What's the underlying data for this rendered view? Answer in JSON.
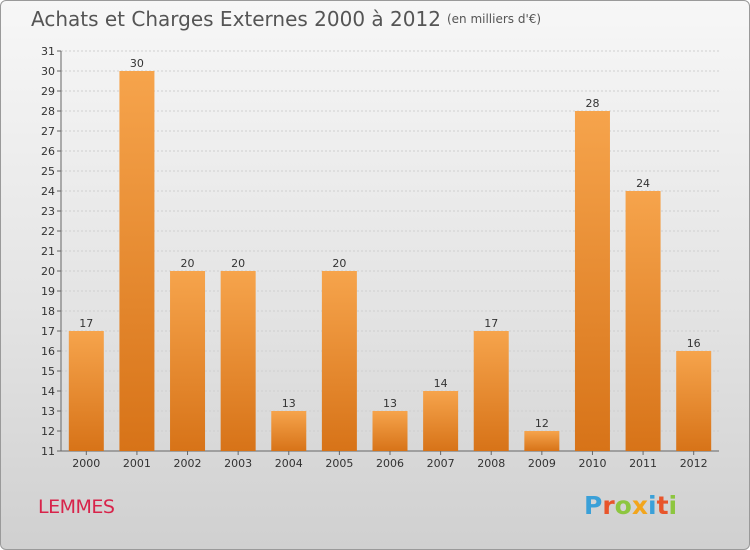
{
  "title": "Achats et Charges Externes 2000 à 2012",
  "subtitle": "(en milliers d'€)",
  "commune": "LEMMES",
  "logo_text": "Proxiti",
  "logo_colors": [
    "#3aa0d8",
    "#e8552b",
    "#8dc63f",
    "#f2a51c",
    "#3aa0d8",
    "#e8552b",
    "#8dc63f"
  ],
  "colors": {
    "bar_light": "#f6a44c",
    "bar_dark": "#d77318",
    "commune": "#d8234a"
  },
  "chart_data": {
    "type": "bar",
    "title": "Achats et Charges Externes 2000 à 2012",
    "subtitle": "(en milliers d'€)",
    "categories": [
      "2000",
      "2001",
      "2002",
      "2003",
      "2004",
      "2005",
      "2006",
      "2007",
      "2008",
      "2009",
      "2010",
      "2011",
      "2012"
    ],
    "values": [
      17,
      30,
      20,
      20,
      13,
      20,
      13,
      14,
      17,
      12,
      28,
      24,
      16
    ],
    "ylim": [
      11,
      31
    ],
    "yticks": [
      11,
      12,
      13,
      14,
      15,
      16,
      17,
      18,
      19,
      20,
      21,
      22,
      23,
      24,
      25,
      26,
      27,
      28,
      29,
      30,
      31
    ],
    "grid": true,
    "legend": "none"
  }
}
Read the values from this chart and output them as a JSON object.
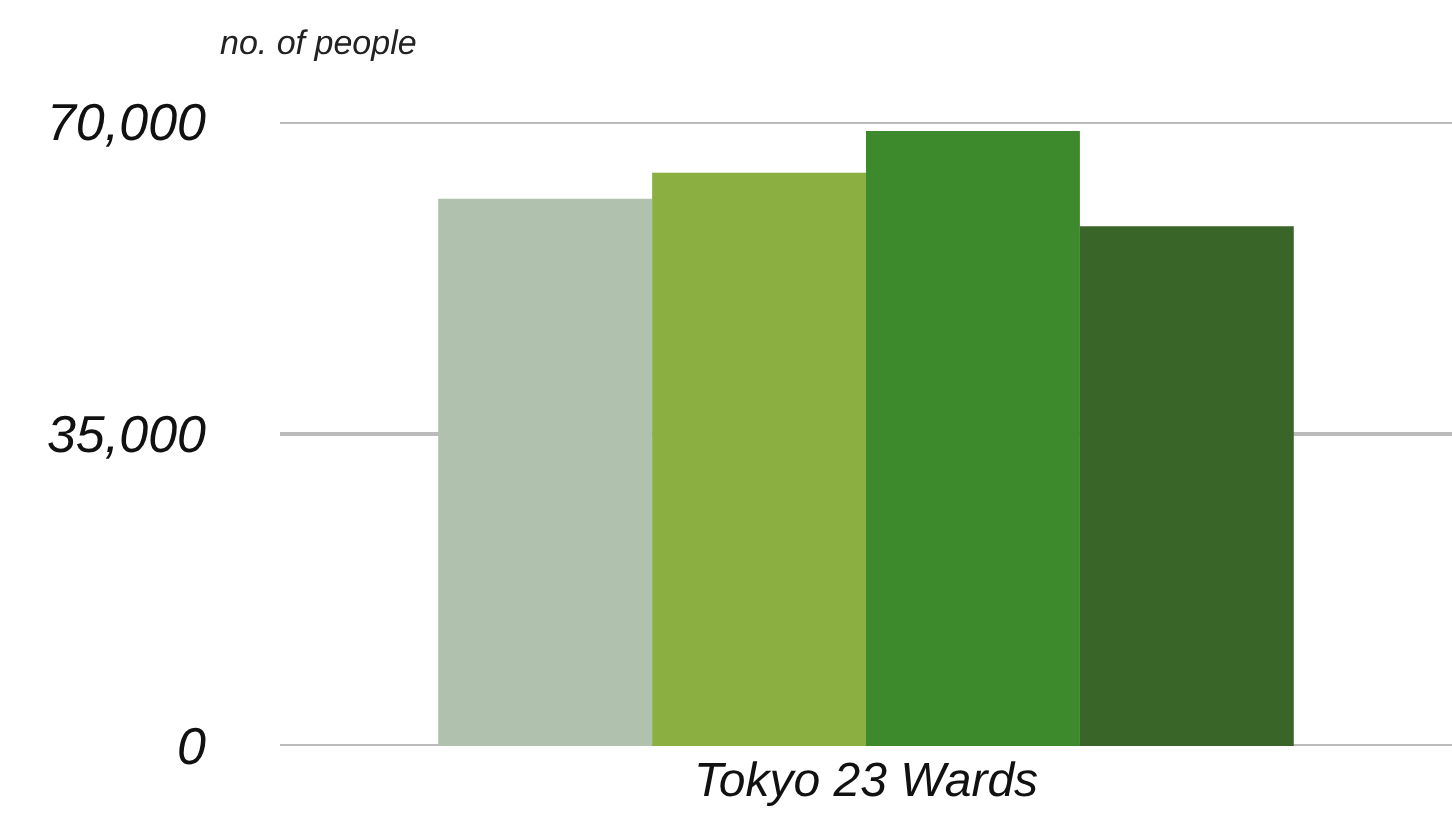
{
  "chart_data": {
    "type": "bar",
    "ylabel": "no. of people",
    "categories": [
      "Tokyo 23 Wards"
    ],
    "series": [
      {
        "color": "#b0c2ad",
        "values": [
          61400
        ]
      },
      {
        "color": "#8bb041",
        "values": [
          64300
        ]
      },
      {
        "color": "#3d8a2d",
        "values": [
          69000
        ]
      },
      {
        "color": "#3a6528",
        "values": [
          58300
        ]
      }
    ],
    "ylim": [
      0,
      70000
    ],
    "yticks": [
      0,
      {
        "value": 35000,
        "label": "35,000"
      },
      {
        "value": 70000,
        "label": "70,000"
      }
    ],
    "grid": "y",
    "legend": false
  }
}
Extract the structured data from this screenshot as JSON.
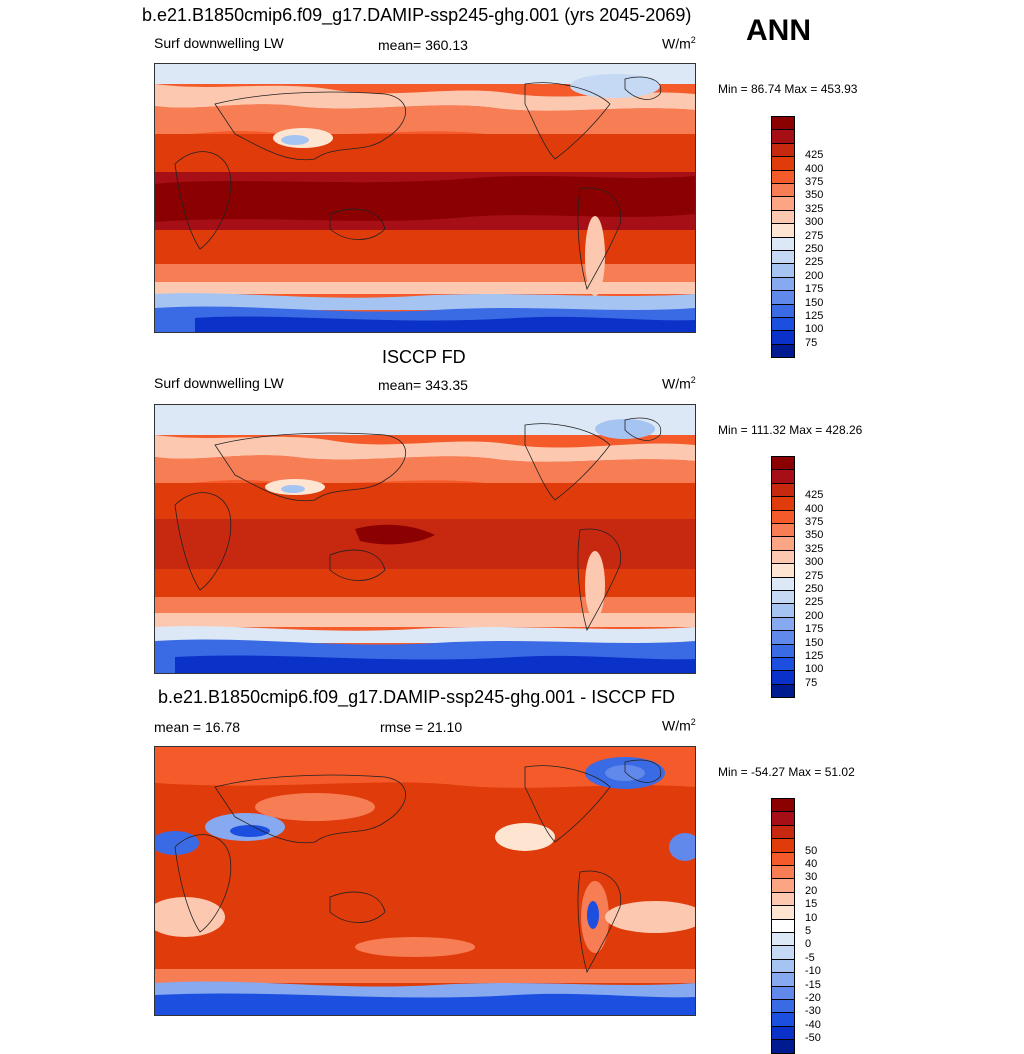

▸ **Required work**
Keep only the lines that hold the string "Externes", and copy them out.

▸ **Correct output**
  "title": "Achats et Charges Externes 2000 à 2012",
    "title": "Achats et Charges Externes 2000 à 2012",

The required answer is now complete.